(Recorded data)
════════

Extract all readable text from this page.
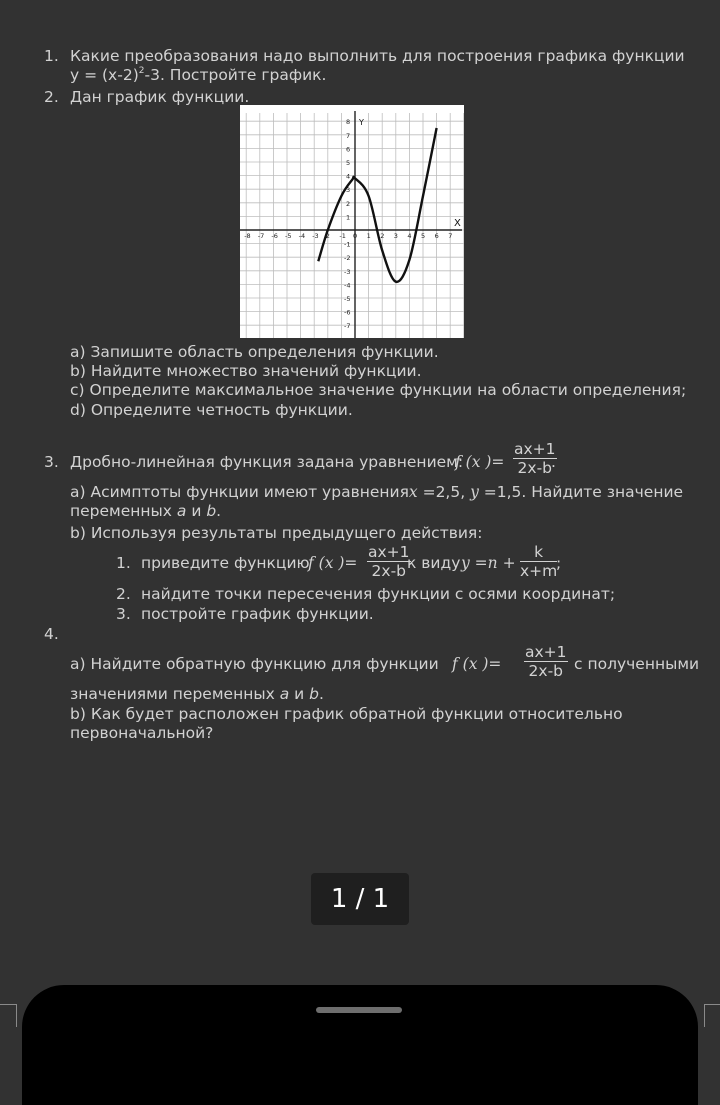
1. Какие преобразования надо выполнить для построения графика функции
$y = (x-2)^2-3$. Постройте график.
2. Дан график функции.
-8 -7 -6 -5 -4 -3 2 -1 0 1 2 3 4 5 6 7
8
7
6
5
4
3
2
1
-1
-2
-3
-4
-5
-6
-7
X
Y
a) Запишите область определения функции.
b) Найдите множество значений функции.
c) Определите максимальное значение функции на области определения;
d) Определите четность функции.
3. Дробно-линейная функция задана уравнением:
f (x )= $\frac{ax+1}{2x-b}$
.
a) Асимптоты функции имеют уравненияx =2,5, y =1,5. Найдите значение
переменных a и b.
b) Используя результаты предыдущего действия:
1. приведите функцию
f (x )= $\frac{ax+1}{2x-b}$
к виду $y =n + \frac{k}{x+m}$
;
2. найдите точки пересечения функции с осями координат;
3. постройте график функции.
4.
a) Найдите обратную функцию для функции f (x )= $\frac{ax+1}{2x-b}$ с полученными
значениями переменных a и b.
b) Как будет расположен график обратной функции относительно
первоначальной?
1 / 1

════════

Pick every line with "значение" in it and copy it.

= Output for this task =
c) Определите максимальное значение функции на области определения;
a) Асимптоты функции имеют уравненияx =2,5, y =1,5. Найдите значение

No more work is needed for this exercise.